Task statement: Copy each of the entries below faithfully, setting aside any pictures.

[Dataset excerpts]
________________________________________

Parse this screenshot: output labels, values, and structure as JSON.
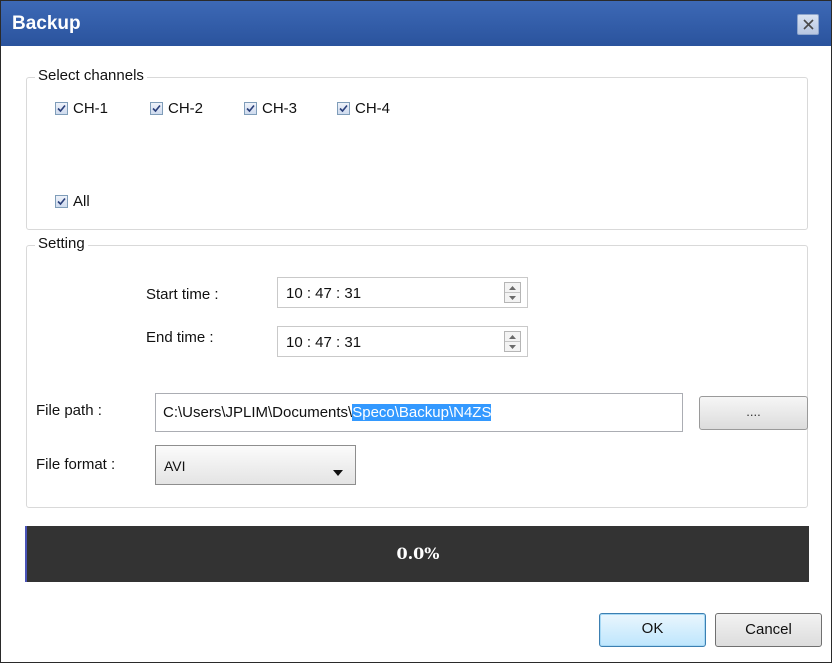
{
  "window": {
    "title": "Backup"
  },
  "channels": {
    "group_title": "Select channels",
    "items": [
      {
        "label": "CH-1",
        "checked": true
      },
      {
        "label": "CH-2",
        "checked": true
      },
      {
        "label": "CH-3",
        "checked": true
      },
      {
        "label": "CH-4",
        "checked": true
      }
    ],
    "all": {
      "label": "All",
      "checked": true
    }
  },
  "setting": {
    "group_title": "Setting",
    "start_time": {
      "label": "Start time :",
      "value": "10 : 47 : 31"
    },
    "end_time": {
      "label": "End time :",
      "value": "10 : 47 : 31"
    },
    "file_path": {
      "label": "File path :",
      "value_unselected": "C:\\Users\\JPLIM\\Documents\\",
      "value_selected": "Speco\\Backup\\N4ZS",
      "browse_label": "...."
    },
    "file_format": {
      "label": "File format :",
      "value": "AVI"
    }
  },
  "progress": {
    "value": 0.0,
    "text": "0.0%"
  },
  "buttons": {
    "ok": "OK",
    "cancel": "Cancel"
  },
  "colors": {
    "titlebar": "#2b55a0",
    "progress_bg": "#333333",
    "progress_fill": "#4a54b8",
    "selection": "#3399ff"
  }
}
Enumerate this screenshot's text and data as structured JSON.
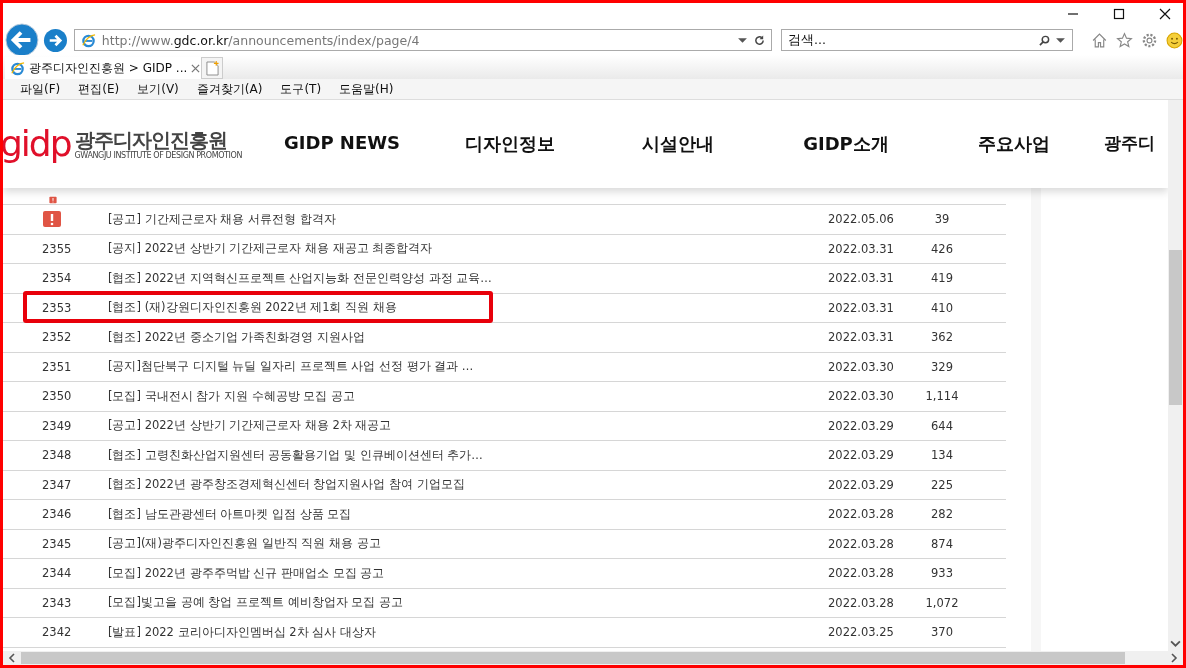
{
  "address_bar": {
    "url_prefix": "http://www.",
    "url_domain": "gdc.or.kr",
    "url_path": "/announcements/index/page/4"
  },
  "search": {
    "placeholder": "검색..."
  },
  "tabs": [
    {
      "label": "광주디자인진흥원 > GIDP ...",
      "selected": true
    }
  ],
  "menu": [
    "파일(F)",
    "편집(E)",
    "보기(V)",
    "즐겨찾기(A)",
    "도구(T)",
    "도움말(H)"
  ],
  "site": {
    "logo_mark": "gidp",
    "logo_name": "광주디자인진흥원",
    "logo_sub": "GWANGJU INSTITUTE OF DESIGN PROMOTION",
    "nav": [
      "GIDP NEWS",
      "디자인정보",
      "시설안내",
      "GIDP소개",
      "주요사업",
      "광주디"
    ]
  },
  "rows": [
    {
      "kind": "notice",
      "title": "[공고] 기간제근로자 채용 서류전형 합격자",
      "date": "2022.05.06",
      "views": "39",
      "highlighted": false
    },
    {
      "kind": "post",
      "number": "2355",
      "title": "[공지] 2022년 상반기 기간제근로자 채용 재공고 최종합격자",
      "date": "2022.03.31",
      "views": "426",
      "highlighted": false
    },
    {
      "kind": "post",
      "number": "2354",
      "title": "[협조] 2022년 지역혁신프로젝트 산업지능화 전문인력양성 과정 교육…",
      "date": "2022.03.31",
      "views": "419",
      "highlighted": false
    },
    {
      "kind": "post",
      "number": "2353",
      "title": "[협조] (재)강원디자인진흥원 2022년 제1회 직원 채용",
      "date": "2022.03.31",
      "views": "410",
      "highlighted": true
    },
    {
      "kind": "post",
      "number": "2352",
      "title": "[협조] 2022년 중소기업 가족친화경영 지원사업",
      "date": "2022.03.31",
      "views": "362",
      "highlighted": false
    },
    {
      "kind": "post",
      "number": "2351",
      "title": "[공지]첨단북구 디지털 뉴딜 일자리 프로젝트 사업 선정 평가 결과 …",
      "date": "2022.03.30",
      "views": "329",
      "highlighted": false
    },
    {
      "kind": "post",
      "number": "2350",
      "title": "[모집] 국내전시 참가 지원 수혜공방 모집 공고",
      "date": "2022.03.30",
      "views": "1,114",
      "highlighted": false
    },
    {
      "kind": "post",
      "number": "2349",
      "title": "[공고] 2022년 상반기 기간제근로자 채용 2차 재공고",
      "date": "2022.03.29",
      "views": "644",
      "highlighted": false
    },
    {
      "kind": "post",
      "number": "2348",
      "title": "[협조] 고령친화산업지원센터 공동활용기업 및 인큐베이션센터 추가…",
      "date": "2022.03.29",
      "views": "134",
      "highlighted": false
    },
    {
      "kind": "post",
      "number": "2347",
      "title": "[협조] 2022년 광주창조경제혁신센터 창업지원사업 참여 기업모집",
      "date": "2022.03.29",
      "views": "225",
      "highlighted": false
    },
    {
      "kind": "post",
      "number": "2346",
      "title": "[협조] 남도관광센터 아트마켓 입점 상품 모집",
      "date": "2022.03.28",
      "views": "282",
      "highlighted": false
    },
    {
      "kind": "post",
      "number": "2345",
      "title": "[공고](재)광주디자인진흥원 일반직 직원 채용 공고",
      "date": "2022.03.28",
      "views": "874",
      "highlighted": false
    },
    {
      "kind": "post",
      "number": "2344",
      "title": "[모집] 2022년 광주주먹밥 신규 판매업소 모집 공고",
      "date": "2022.03.28",
      "views": "933",
      "highlighted": false
    },
    {
      "kind": "post",
      "number": "2343",
      "title": "[모집]빛고을 공예 창업 프로젝트 예비창업자 모집 공고",
      "date": "2022.03.28",
      "views": "1,072",
      "highlighted": false
    },
    {
      "kind": "post",
      "number": "2342",
      "title": "[발표] 2022 코리아디자인멤버십 2차 심사 대상자",
      "date": "2022.03.25",
      "views": "370",
      "highlighted": false
    }
  ]
}
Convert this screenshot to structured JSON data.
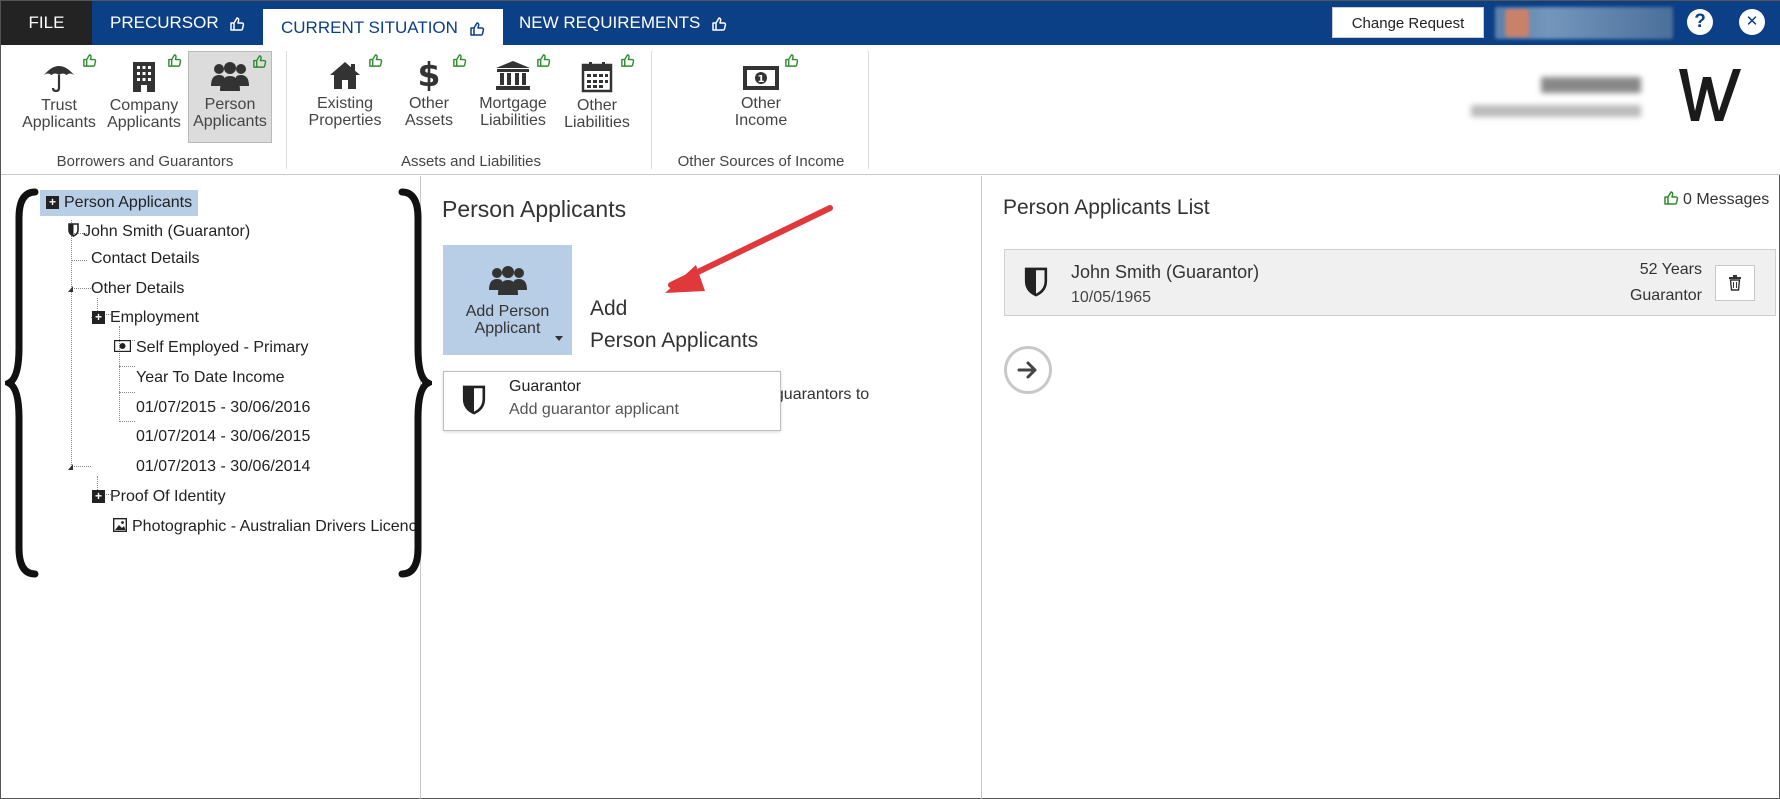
{
  "topbar": {
    "tabs": [
      {
        "label": "FILE"
      },
      {
        "label": "PRECURSOR"
      },
      {
        "label": "CURRENT SITUATION"
      },
      {
        "label": "NEW REQUIREMENTS"
      }
    ],
    "change_request_label": "Change Request",
    "help_label": "?",
    "close_label": "✕"
  },
  "ribbon": {
    "groups": [
      {
        "label": "Borrowers and Guarantors",
        "items": [
          {
            "line1": "Trust",
            "line2": "Applicants",
            "icon": "umbrella-icon"
          },
          {
            "line1": "Company",
            "line2": "Applicants",
            "icon": "building-icon"
          },
          {
            "line1": "Person",
            "line2": "Applicants",
            "icon": "people-icon"
          }
        ]
      },
      {
        "label": "Assets and Liabilities",
        "items": [
          {
            "line1": "Existing",
            "line2": "Properties",
            "icon": "house-icon"
          },
          {
            "line1": "Other",
            "line2": "Assets",
            "icon": "dollar-icon"
          },
          {
            "line1": "Mortgage",
            "line2": "Liabilities",
            "icon": "bank-icon"
          },
          {
            "line1": "Other",
            "line2": "Liabilities",
            "icon": "calendar-icon"
          }
        ]
      },
      {
        "label": "Other Sources of Income",
        "items": [
          {
            "line1": "Other",
            "line2": "Income",
            "icon": "banknote-icon"
          }
        ]
      }
    ]
  },
  "tree": {
    "root": "Person Applicants",
    "applicant": "John Smith (Guarantor)",
    "contact": "Contact Details",
    "other": "Other Details",
    "employment": "Employment",
    "self_employed": "Self Employed - Primary",
    "ytd": "Year To Date Income",
    "period1": "01/07/2015 - 30/06/2016",
    "period2": "01/07/2014 - 30/06/2015",
    "period3": "01/07/2013 - 30/06/2014",
    "proof": "Proof Of Identity",
    "photo": "Photographic - Australian Drivers Licence"
  },
  "middle": {
    "title": "Person Applicants",
    "add_button_line1": "Add Person",
    "add_button_line2": "Applicant",
    "add_text_line1": "Add",
    "add_text_line2": "Person Applicants",
    "description_partial": "wers or guarantors to",
    "dropdown": {
      "title": "Guarantor",
      "subtitle": "Add guarantor applicant"
    }
  },
  "right": {
    "title": "Person Applicants List",
    "messages": "0 Messages",
    "applicants": [
      {
        "name": "John Smith (Guarantor)",
        "dob": "10/05/1965",
        "age": "52 Years",
        "role": "Guarantor"
      }
    ]
  },
  "colors": {
    "topbar": "#0b3f86",
    "file_tab": "#232323",
    "selected": "#b8cde6",
    "thumb_green": "#2e8b2e",
    "annotation_arrow": "#e0393b"
  }
}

________________________________________

Answer for this exercise:
Parse this screenshot: output labels, values, and structure as JSON.
{
  "window": {
    "title": "Backup"
  },
  "channels": {
    "group_title": "Select channels",
    "items": [
      {
        "label": "CH-1",
        "checked": true
      },
      {
        "label": "CH-2",
        "checked": true
      },
      {
        "label": "CH-3",
        "checked": true
      },
      {
        "label": "CH-4",
        "checked": true
      }
    ],
    "all": {
      "label": "All",
      "checked": true
    }
  },
  "setting": {
    "group_title": "Setting",
    "start_time": {
      "label": "Start time :",
      "value": "10 : 47 : 31"
    },
    "end_time": {
      "label": "End time :",
      "value": "10 : 47 : 31"
    },
    "file_path": {
      "label": "File path :",
      "value_unselected": "C:\\Users\\JPLIM\\Documents\\",
      "value_selected": "Speco\\Backup\\N4ZS",
      "browse_label": "...."
    },
    "file_format": {
      "label": "File format :",
      "value": "AVI"
    }
  },
  "progress": {
    "value": 0.0,
    "text": "0.0%"
  },
  "buttons": {
    "ok": "OK",
    "cancel": "Cancel"
  },
  "colors": {
    "titlebar": "#2b55a0",
    "progress_bg": "#333333",
    "progress_fill": "#4a54b8",
    "selection": "#3399ff"
  }
}
Enumerate this screenshot's text and data as structured JSON.
{
  "address_bar": {
    "url_prefix": "http://www.",
    "url_domain": "gdc.or.kr",
    "url_path": "/announcements/index/page/4"
  },
  "search": {
    "placeholder": "검색..."
  },
  "tabs": [
    {
      "label": "광주디자인진흥원 > GIDP ...",
      "selected": true
    }
  ],
  "menu": [
    "파일(F)",
    "편집(E)",
    "보기(V)",
    "즐겨찾기(A)",
    "도구(T)",
    "도움말(H)"
  ],
  "site": {
    "logo_mark": "gidp",
    "logo_name": "광주디자인진흥원",
    "logo_sub": "GWANGJU INSTITUTE OF DESIGN PROMOTION",
    "nav": [
      "GIDP NEWS",
      "디자인정보",
      "시설안내",
      "GIDP소개",
      "주요사업",
      "광주디"
    ]
  },
  "rows": [
    {
      "kind": "notice",
      "title": "[공고] 기간제근로자 채용 서류전형 합격자",
      "date": "2022.05.06",
      "views": "39",
      "highlighted": false
    },
    {
      "kind": "post",
      "number": "2355",
      "title": "[공지] 2022년 상반기 기간제근로자 채용 재공고 최종합격자",
      "date": "2022.03.31",
      "views": "426",
      "highlighted": false
    },
    {
      "kind": "post",
      "number": "2354",
      "title": "[협조] 2022년 지역혁신프로젝트 산업지능화 전문인력양성 과정 교육…",
      "date": "2022.03.31",
      "views": "419",
      "highlighted": false
    },
    {
      "kind": "post",
      "number": "2353",
      "title": "[협조] (재)강원디자인진흥원 2022년 제1회 직원 채용",
      "date": "2022.03.31",
      "views": "410",
      "highlighted": true
    },
    {
      "kind": "post",
      "number": "2352",
      "title": "[협조] 2022년 중소기업 가족친화경영 지원사업",
      "date": "2022.03.31",
      "views": "362",
      "highlighted": false
    },
    {
      "kind": "post",
      "number": "2351",
      "title": "[공지]첨단북구 디지털 뉴딜 일자리 프로젝트 사업 선정 평가 결과 …",
      "date": "2022.03.30",
      "views": "329",
      "highlighted": false
    },
    {
      "kind": "post",
      "number": "2350",
      "title": "[모집] 국내전시 참가 지원 수혜공방 모집 공고",
      "date": "2022.03.30",
      "views": "1,114",
      "highlighted": false
    },
    {
      "kind": "post",
      "number": "2349",
      "title": "[공고] 2022년 상반기 기간제근로자 채용 2차 재공고",
      "date": "2022.03.29",
      "views": "644",
      "highlighted": false
    },
    {
      "kind": "post",
      "number": "2348",
      "title": "[협조] 고령친화산업지원센터 공동활용기업 및 인큐베이션센터 추가…",
      "date": "2022.03.29",
      "views": "134",
      "highlighted": false
    },
    {
      "kind": "post",
      "number": "2347",
      "title": "[협조] 2022년 광주창조경제혁신센터 창업지원사업 참여 기업모집",
      "date": "2022.03.29",
      "views": "225",
      "highlighted": false
    },
    {
      "kind": "post",
      "number": "2346",
      "title": "[협조] 남도관광센터 아트마켓 입점 상품 모집",
      "date": "2022.03.28",
      "views": "282",
      "highlighted": false
    },
    {
      "kind": "post",
      "number": "2345",
      "title": "[공고](재)광주디자인진흥원 일반직 직원 채용 공고",
      "date": "2022.03.28",
      "views": "874",
      "highlighted": false
    },
    {
      "kind": "post",
      "number": "2344",
      "title": "[모집] 2022년 광주주먹밥 신규 판매업소 모집 공고",
      "date": "2022.03.28",
      "views": "933",
      "highlighted": false
    },
    {
      "kind": "post",
      "number": "2343",
      "title": "[모집]빛고을 공예 창업 프로젝트 예비창업자 모집 공고",
      "date": "2022.03.28",
      "views": "1,072",
      "highlighted": false
    },
    {
      "kind": "post",
      "number": "2342",
      "title": "[발표] 2022 코리아디자인멤버십 2차 심사 대상자",
      "date": "2022.03.25",
      "views": "370",
      "highlighted": false
    }
  ]
}
Convert this screenshot to structured JSON data.
{
  "topbar": {
    "tabs": [
      {
        "label": "FILE"
      },
      {
        "label": "PRECURSOR"
      },
      {
        "label": "CURRENT SITUATION"
      },
      {
        "label": "NEW REQUIREMENTS"
      }
    ],
    "change_request_label": "Change Request",
    "help_label": "?",
    "close_label": "✕"
  },
  "ribbon": {
    "groups": [
      {
        "label": "Borrowers and Guarantors",
        "items": [
          {
            "line1": "Trust",
            "line2": "Applicants",
            "icon": "umbrella-icon"
          },
          {
            "line1": "Company",
            "line2": "Applicants",
            "icon": "building-icon"
          },
          {
            "line1": "Person",
            "line2": "Applicants",
            "icon": "people-icon"
          }
        ]
      },
      {
        "label": "Assets and Liabilities",
        "items": [
          {
            "line1": "Existing",
            "line2": "Properties",
            "icon": "house-icon"
          },
          {
            "line1": "Other",
            "line2": "Assets",
            "icon": "dollar-icon"
          },
          {
            "line1": "Mortgage",
            "line2": "Liabilities",
            "icon": "bank-icon"
          },
          {
            "line1": "Other",
            "line2": "Liabilities",
            "icon": "calendar-icon"
          }
        ]
      },
      {
        "label": "Other Sources of Income",
        "items": [
          {
            "line1": "Other",
            "line2": "Income",
            "icon": "banknote-icon"
          }
        ]
      }
    ]
  },
  "tree": {
    "root": "Person Applicants",
    "applicant": "John Smith (Guarantor)",
    "contact": "Contact Details",
    "other": "Other Details",
    "employment": "Employment",
    "self_employed": "Self Employed - Primary",
    "ytd": "Year To Date Income",
    "period1": "01/07/2015 - 30/06/2016",
    "period2": "01/07/2014 - 30/06/2015",
    "period3": "01/07/2013 - 30/06/2014",
    "proof": "Proof Of Identity",
    "photo": "Photographic - Australian Drivers Licence"
  },
  "middle": {
    "title": "Person Applicants",
    "add_button_line1": "Add Person",
    "add_button_line2": "Applicant",
    "add_text_line1": "Add",
    "add_text_line2": "Person Applicants",
    "description_partial": "wers or guarantors to",
    "dropdown": {
      "title": "Guarantor",
      "subtitle": "Add guarantor applicant"
    }
  },
  "right": {
    "title": "Person Applicants List",
    "messages": "0 Messages",
    "applicants": [
      {
        "name": "John Smith (Guarantor)",
        "dob": "10/05/1965",
        "age": "52 Years",
        "role": "Guarantor"
      }
    ]
  },
  "colors": {
    "topbar": "#0b3f86",
    "file_tab": "#232323",
    "selected": "#b8cde6",
    "thumb_green": "#2e8b2e",
    "annotation_arrow": "#e0393b"
  }
}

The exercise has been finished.